→ Exercise task
Pick out each line of the records in which the word "High" appears.
........
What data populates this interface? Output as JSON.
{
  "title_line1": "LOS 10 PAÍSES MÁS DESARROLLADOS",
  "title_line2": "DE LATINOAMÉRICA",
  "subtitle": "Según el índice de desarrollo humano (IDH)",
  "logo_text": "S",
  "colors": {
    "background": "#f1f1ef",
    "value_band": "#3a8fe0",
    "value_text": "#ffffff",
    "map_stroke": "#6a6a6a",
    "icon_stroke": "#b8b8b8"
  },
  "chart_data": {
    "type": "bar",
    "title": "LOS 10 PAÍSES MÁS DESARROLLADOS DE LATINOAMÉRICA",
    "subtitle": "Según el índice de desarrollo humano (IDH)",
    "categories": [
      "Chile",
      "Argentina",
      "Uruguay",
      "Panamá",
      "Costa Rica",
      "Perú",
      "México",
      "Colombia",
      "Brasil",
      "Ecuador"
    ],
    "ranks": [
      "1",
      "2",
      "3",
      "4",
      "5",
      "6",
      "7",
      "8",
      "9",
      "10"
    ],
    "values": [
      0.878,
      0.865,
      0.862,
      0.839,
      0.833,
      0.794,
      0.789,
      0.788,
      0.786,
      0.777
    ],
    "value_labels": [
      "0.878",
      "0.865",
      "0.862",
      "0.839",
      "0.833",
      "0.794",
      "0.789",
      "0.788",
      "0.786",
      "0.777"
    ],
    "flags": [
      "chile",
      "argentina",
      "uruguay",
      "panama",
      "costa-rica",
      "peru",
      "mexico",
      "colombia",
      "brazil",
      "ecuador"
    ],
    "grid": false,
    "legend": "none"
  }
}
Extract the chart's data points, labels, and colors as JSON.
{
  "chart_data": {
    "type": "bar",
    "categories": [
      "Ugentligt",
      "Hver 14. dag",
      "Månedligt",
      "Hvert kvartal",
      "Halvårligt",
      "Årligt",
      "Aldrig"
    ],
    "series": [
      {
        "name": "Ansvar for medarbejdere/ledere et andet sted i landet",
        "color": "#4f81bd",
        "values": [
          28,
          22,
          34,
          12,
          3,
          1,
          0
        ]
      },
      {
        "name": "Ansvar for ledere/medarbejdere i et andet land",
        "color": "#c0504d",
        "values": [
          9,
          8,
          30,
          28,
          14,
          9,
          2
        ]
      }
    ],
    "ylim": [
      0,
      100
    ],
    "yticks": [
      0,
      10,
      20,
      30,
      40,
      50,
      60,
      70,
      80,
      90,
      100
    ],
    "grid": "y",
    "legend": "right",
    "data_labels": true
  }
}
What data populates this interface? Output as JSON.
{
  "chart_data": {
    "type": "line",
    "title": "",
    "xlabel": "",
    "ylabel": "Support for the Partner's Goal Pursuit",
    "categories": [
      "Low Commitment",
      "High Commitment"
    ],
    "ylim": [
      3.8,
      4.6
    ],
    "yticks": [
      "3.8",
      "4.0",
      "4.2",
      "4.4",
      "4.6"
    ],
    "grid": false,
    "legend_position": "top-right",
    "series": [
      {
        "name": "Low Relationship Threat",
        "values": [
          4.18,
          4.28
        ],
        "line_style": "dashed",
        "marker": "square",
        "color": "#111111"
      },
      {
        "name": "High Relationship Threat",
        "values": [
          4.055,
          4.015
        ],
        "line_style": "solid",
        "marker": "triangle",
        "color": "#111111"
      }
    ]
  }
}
........
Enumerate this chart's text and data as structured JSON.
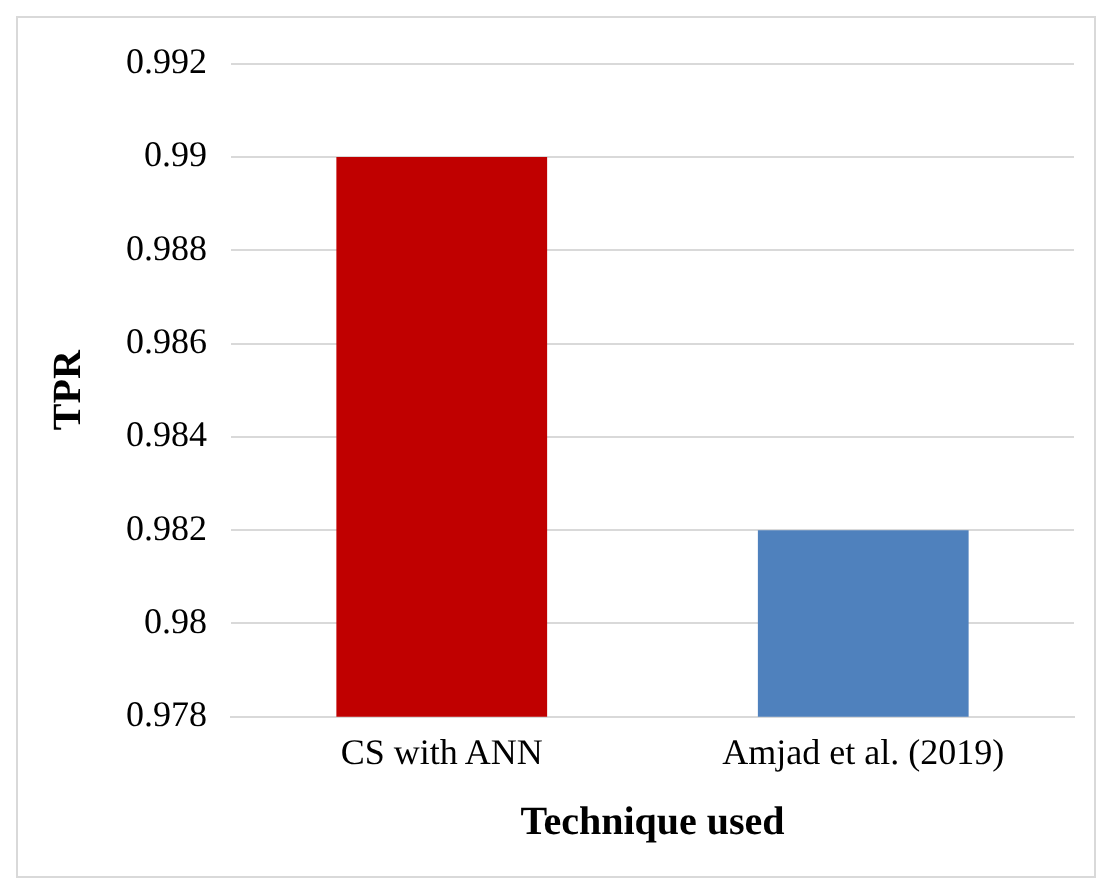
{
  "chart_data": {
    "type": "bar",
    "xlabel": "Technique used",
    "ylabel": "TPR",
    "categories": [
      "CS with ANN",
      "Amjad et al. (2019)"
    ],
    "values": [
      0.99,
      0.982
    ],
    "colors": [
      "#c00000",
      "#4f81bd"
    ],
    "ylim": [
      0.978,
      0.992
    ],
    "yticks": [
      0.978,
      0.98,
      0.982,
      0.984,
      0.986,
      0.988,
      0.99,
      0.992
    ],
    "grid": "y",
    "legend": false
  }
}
........
→ Result of this task
      "High Commitment"
        "name": "High Relationship Threat",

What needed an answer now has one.